+++ Records supplied +++

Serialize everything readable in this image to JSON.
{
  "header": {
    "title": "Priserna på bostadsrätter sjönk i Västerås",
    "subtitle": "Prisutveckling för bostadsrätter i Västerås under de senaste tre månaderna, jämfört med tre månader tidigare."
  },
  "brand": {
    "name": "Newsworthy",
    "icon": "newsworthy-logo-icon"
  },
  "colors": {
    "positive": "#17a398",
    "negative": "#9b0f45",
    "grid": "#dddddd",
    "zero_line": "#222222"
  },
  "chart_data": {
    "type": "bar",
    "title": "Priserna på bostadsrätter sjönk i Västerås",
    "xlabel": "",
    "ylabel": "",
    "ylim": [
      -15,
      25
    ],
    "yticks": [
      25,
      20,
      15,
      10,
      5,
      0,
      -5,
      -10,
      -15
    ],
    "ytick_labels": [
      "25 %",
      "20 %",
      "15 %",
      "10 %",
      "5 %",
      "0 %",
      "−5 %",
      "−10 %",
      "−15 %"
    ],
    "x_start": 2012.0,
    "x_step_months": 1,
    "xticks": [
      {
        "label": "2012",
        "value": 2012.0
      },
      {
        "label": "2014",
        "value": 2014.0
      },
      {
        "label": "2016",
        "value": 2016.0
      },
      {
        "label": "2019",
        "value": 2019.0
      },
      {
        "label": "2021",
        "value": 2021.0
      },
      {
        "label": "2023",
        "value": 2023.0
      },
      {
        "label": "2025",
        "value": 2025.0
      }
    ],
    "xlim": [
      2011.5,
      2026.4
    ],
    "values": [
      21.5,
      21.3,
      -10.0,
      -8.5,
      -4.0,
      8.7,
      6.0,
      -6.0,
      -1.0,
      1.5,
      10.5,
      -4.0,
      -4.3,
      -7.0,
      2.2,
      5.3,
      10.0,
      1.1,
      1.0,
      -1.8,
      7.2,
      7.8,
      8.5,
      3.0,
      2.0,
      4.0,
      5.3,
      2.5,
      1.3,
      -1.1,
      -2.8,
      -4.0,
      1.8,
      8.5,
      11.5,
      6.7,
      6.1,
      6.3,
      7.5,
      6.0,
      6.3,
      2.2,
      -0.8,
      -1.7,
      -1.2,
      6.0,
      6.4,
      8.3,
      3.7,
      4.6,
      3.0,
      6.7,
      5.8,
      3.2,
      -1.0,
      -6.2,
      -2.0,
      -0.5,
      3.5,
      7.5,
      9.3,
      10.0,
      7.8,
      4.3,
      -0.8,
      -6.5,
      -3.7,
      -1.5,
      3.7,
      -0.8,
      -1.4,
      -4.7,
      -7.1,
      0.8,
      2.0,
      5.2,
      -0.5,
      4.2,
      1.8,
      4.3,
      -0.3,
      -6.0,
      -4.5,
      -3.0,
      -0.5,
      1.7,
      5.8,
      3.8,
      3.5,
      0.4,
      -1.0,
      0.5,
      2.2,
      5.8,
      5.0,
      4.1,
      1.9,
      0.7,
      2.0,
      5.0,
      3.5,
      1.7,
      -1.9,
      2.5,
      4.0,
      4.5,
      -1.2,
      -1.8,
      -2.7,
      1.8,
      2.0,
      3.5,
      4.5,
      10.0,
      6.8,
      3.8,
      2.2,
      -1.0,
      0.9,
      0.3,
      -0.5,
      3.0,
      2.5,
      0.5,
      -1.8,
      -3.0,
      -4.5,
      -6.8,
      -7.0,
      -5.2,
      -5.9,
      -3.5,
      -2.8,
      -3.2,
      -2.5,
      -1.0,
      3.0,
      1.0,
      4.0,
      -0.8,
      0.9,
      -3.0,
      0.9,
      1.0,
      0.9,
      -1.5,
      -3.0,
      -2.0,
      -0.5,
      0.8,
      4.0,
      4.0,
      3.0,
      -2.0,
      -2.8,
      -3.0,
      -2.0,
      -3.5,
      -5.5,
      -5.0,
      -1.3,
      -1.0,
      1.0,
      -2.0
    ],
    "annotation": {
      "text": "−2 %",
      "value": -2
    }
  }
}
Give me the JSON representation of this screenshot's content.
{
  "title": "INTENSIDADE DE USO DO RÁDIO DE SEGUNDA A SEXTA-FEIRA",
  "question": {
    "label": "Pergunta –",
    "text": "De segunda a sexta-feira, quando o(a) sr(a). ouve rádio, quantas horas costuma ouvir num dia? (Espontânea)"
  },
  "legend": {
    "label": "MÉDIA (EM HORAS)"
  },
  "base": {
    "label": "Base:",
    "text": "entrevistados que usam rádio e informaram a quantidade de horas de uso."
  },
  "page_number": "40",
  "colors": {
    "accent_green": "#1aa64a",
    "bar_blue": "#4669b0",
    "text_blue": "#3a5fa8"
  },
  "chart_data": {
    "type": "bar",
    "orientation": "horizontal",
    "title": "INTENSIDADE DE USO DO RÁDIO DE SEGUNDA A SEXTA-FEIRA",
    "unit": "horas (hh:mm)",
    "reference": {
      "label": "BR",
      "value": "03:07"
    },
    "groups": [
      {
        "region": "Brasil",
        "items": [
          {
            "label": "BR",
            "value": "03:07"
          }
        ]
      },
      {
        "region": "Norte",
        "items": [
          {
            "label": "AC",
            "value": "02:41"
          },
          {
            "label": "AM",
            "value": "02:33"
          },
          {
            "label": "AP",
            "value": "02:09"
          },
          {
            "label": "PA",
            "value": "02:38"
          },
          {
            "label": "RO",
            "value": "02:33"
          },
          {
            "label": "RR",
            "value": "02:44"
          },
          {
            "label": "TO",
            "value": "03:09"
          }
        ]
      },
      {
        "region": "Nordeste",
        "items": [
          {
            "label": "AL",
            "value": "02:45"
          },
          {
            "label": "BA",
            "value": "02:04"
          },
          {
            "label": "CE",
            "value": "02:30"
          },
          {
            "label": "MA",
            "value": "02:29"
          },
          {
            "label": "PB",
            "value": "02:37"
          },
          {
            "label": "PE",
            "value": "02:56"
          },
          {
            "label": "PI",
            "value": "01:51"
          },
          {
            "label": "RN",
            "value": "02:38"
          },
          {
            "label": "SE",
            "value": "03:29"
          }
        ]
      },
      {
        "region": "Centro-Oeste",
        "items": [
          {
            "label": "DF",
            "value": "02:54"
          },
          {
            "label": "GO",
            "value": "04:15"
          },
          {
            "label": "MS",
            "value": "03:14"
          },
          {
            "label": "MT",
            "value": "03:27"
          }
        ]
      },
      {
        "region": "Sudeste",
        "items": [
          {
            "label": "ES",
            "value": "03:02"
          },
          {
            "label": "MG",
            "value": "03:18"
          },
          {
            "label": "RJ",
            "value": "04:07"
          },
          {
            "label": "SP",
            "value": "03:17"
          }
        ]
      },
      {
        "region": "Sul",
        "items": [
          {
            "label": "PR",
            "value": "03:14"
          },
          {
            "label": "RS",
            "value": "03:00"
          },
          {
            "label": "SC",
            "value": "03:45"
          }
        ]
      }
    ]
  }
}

+++

● **Exercise objective**
Copy out every line of the data above, exactly as given.

● **Result below**
Serialize everything readable in this image to JSON.
{
  "header": {
    "title": "Priserna på bostadsrätter sjönk i Västerås",
    "subtitle": "Prisutveckling för bostadsrätter i Västerås under de senaste tre månaderna, jämfört med tre månader tidigare."
  },
  "brand": {
    "name": "Newsworthy",
    "icon": "newsworthy-logo-icon"
  },
  "colors": {
    "positive": "#17a398",
    "negative": "#9b0f45",
    "grid": "#dddddd",
    "zero_line": "#222222"
  },
  "chart_data": {
    "type": "bar",
    "title": "Priserna på bostadsrätter sjönk i Västerås",
    "xlabel": "",
    "ylabel": "",
    "ylim": [
      -15,
      25
    ],
    "yticks": [
      25,
      20,
      15,
      10,
      5,
      0,
      -5,
      -10,
      -15
    ],
    "ytick_labels": [
      "25 %",
      "20 %",
      "15 %",
      "10 %",
      "5 %",
      "0 %",
      "−5 %",
      "−10 %",
      "−15 %"
    ],
    "x_start": 2012.0,
    "x_step_months": 1,
    "xticks": [
      {
        "label": "2012",
        "value": 2012.0
      },
      {
        "label": "2014",
        "value": 2014.0
      },
      {
        "label": "2016",
        "value": 2016.0
      },
      {
        "label": "2019",
        "value": 2019.0
      },
      {
        "label": "2021",
        "value": 2021.0
      },
      {
        "label": "2023",
        "value": 2023.0
      },
      {
        "label": "2025",
        "value": 2025.0
      }
    ],
    "xlim": [
      2011.5,
      2026.4
    ],
    "values": [
      21.5,
      21.3,
      -10.0,
      -8.5,
      -4.0,
      8.7,
      6.0,
      -6.0,
      -1.0,
      1.5,
      10.5,
      -4.0,
      -4.3,
      -7.0,
      2.2,
      5.3,
      10.0,
      1.1,
      1.0,
      -1.8,
      7.2,
      7.8,
      8.5,
      3.0,
      2.0,
      4.0,
      5.3,
      2.5,
      1.3,
      -1.1,
      -2.8,
      -4.0,
      1.8,
      8.5,
      11.5,
      6.7,
      6.1,
      6.3,
      7.5,
      6.0,
      6.3,
      2.2,
      -0.8,
      -1.7,
      -1.2,
      6.0,
      6.4,
      8.3,
      3.7,
      4.6,
      3.0,
      6.7,
      5.8,
      3.2,
      -1.0,
      -6.2,
      -2.0,
      -0.5,
      3.5,
      7.5,
      9.3,
      10.0,
      7.8,
      4.3,
      -0.8,
      -6.5,
      -3.7,
      -1.5,
      3.7,
      -0.8,
      -1.4,
      -4.7,
      -7.1,
      0.8,
      2.0,
      5.2,
      -0.5,
      4.2,
      1.8,
      4.3,
      -0.3,
      -6.0,
      -4.5,
      -3.0,
      -0.5,
      1.7,
      5.8,
      3.8,
      3.5,
      0.4,
      -1.0,
      0.5,
      2.2,
      5.8,
      5.0,
      4.1,
      1.9,
      0.7,
      2.0,
      5.0,
      3.5,
      1.7,
      -1.9,
      2.5,
      4.0,
      4.5,
      -1.2,
      -1.8,
      -2.7,
      1.8,
      2.0,
      3.5,
      4.5,
      10.0,
      6.8,
      3.8,
      2.2,
      -1.0,
      0.9,
      0.3,
      -0.5,
      3.0,
      2.5,
      0.5,
      -1.8,
      -3.0,
      -4.5,
      -6.8,
      -7.0,
      -5.2,
      -5.9,
      -3.5,
      -2.8,
      -3.2,
      -2.5,
      -1.0,
      3.0,
      1.0,
      4.0,
      -0.8,
      0.9,
      -3.0,
      0.9,
      1.0,
      0.9,
      -1.5,
      -3.0,
      -2.0,
      -0.5,
      0.8,
      4.0,
      4.0,
      3.0,
      -2.0,
      -2.8,
      -3.0,
      -2.0,
      -3.5,
      -5.5,
      -5.0,
      -1.3,
      -1.0,
      1.0,
      -2.0
    ],
    "annotation": {
      "text": "−2 %",
      "value": -2
    }
  }
}
Give me the JSON representation of this screenshot's content.
{
  "title": "INTENSIDADE DE USO DO RÁDIO DE SEGUNDA A SEXTA-FEIRA",
  "question": {
    "label": "Pergunta –",
    "text": "De segunda a sexta-feira, quando o(a) sr(a). ouve rádio, quantas horas costuma ouvir num dia? (Espontânea)"
  },
  "legend": {
    "label": "MÉDIA (EM HORAS)"
  },
  "base": {
    "label": "Base:",
    "text": "entrevistados que usam rádio e informaram a quantidade de horas de uso."
  },
  "page_number": "40",
  "colors": {
    "accent_green": "#1aa64a",
    "bar_blue": "#4669b0",
    "text_blue": "#3a5fa8"
  },
  "chart_data": {
    "type": "bar",
    "orientation": "horizontal",
    "title": "INTENSIDADE DE USO DO RÁDIO DE SEGUNDA A SEXTA-FEIRA",
    "unit": "horas (hh:mm)",
    "reference": {
      "label": "BR",
      "value": "03:07"
    },
    "groups": [
      {
        "region": "Brasil",
        "items": [
          {
            "label": "BR",
            "value": "03:07"
          }
        ]
      },
      {
        "region": "Norte",
        "items": [
          {
            "label": "AC",
            "value": "02:41"
          },
          {
            "label": "AM",
            "value": "02:33"
          },
          {
            "label": "AP",
            "value": "02:09"
          },
          {
            "label": "PA",
            "value": "02:38"
          },
          {
            "label": "RO",
            "value": "02:33"
          },
          {
            "label": "RR",
            "value": "02:44"
          },
          {
            "label": "TO",
            "value": "03:09"
          }
        ]
      },
      {
        "region": "Nordeste",
        "items": [
          {
            "label": "AL",
            "value": "02:45"
          },
          {
            "label": "BA",
            "value": "02:04"
          },
          {
            "label": "CE",
            "value": "02:30"
          },
          {
            "label": "MA",
            "value": "02:29"
          },
          {
            "label": "PB",
            "value": "02:37"
          },
          {
            "label": "PE",
            "value": "02:56"
          },
          {
            "label": "PI",
            "value": "01:51"
          },
          {
            "label": "RN",
            "value": "02:38"
          },
          {
            "label": "SE",
            "value": "03:29"
          }
        ]
      },
      {
        "region": "Centro-Oeste",
        "items": [
          {
            "label": "DF",
            "value": "02:54"
          },
          {
            "label": "GO",
            "value": "04:15"
          },
          {
            "label": "MS",
            "value": "03:14"
          },
          {
            "label": "MT",
            "value": "03:27"
          }
        ]
      },
      {
        "region": "Sudeste",
        "items": [
          {
            "label": "ES",
            "value": "03:02"
          },
          {
            "label": "MG",
            "value": "03:18"
          },
          {
            "label": "RJ",
            "value": "04:07"
          },
          {
            "label": "SP",
            "value": "03:17"
          }
        ]
      },
      {
        "region": "Sul",
        "items": [
          {
            "label": "PR",
            "value": "03:14"
          },
          {
            "label": "RS",
            "value": "03:00"
          },
          {
            "label": "SC",
            "value": "03:45"
          }
        ]
      }
    ]
  }
}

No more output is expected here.